Goal. Below is a set of records; print all of them exactly as written.

Data supplied.
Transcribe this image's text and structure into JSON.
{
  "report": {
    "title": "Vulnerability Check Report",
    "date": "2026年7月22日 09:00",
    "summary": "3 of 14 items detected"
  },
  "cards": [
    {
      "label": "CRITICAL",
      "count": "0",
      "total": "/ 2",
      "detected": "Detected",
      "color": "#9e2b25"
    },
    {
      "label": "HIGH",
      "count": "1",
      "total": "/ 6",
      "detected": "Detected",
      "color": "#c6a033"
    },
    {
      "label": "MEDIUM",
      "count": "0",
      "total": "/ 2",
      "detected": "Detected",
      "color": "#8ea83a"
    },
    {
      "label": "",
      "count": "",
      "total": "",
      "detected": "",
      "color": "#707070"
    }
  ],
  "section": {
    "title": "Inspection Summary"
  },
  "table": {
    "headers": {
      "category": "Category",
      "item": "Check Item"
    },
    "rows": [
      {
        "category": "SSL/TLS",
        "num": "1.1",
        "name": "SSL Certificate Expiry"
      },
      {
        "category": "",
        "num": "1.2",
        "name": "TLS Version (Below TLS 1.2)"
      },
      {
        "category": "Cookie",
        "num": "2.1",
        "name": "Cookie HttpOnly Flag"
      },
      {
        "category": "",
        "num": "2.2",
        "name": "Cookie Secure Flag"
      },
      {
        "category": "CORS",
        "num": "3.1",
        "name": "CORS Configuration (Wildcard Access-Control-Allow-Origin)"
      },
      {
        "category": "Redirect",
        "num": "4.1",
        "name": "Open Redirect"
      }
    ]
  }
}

Solution for this task.
Transcribe this image's text and structure into JSON.
{
  "report": {
    "title": "Vulnerability Check Report",
    "date": "2026年7月22日 09:00",
    "summary": "3 of 14 items detected"
  },
  "cards": [
    {
      "label": "CRITICAL",
      "count": "0",
      "total": "/ 2",
      "detected": "Detected",
      "color": "#9e2b25"
    },
    {
      "label": "HIGH",
      "count": "1",
      "total": "/ 6",
      "detected": "Detected",
      "color": "#c6a033"
    },
    {
      "label": "MEDIUM",
      "count": "0",
      "total": "/ 2",
      "detected": "Detected",
      "color": "#8ea83a"
    },
    {
      "label": "",
      "count": "",
      "total": "",
      "detected": "",
      "color": "#707070"
    }
  ],
  "section": {
    "title": "Inspection Summary"
  },
  "table": {
    "headers": {
      "category": "Category",
      "item": "Check Item"
    },
    "rows": [
      {
        "category": "SSL/TLS",
        "num": "1.1",
        "name": "SSL Certificate Expiry"
      },
      {
        "category": "",
        "num": "1.2",
        "name": "TLS Version (Below TLS 1.2)"
      },
      {
        "category": "Cookie",
        "num": "2.1",
        "name": "Cookie HttpOnly Flag"
      },
      {
        "category": "",
        "num": "2.2",
        "name": "Cookie Secure Flag"
      },
      {
        "category": "CORS",
        "num": "3.1",
        "name": "CORS Configuration (Wildcard Access-Control-Allow-Origin)"
      },
      {
        "category": "Redirect",
        "num": "4.1",
        "name": "Open Redirect"
      }
    ]
  }
}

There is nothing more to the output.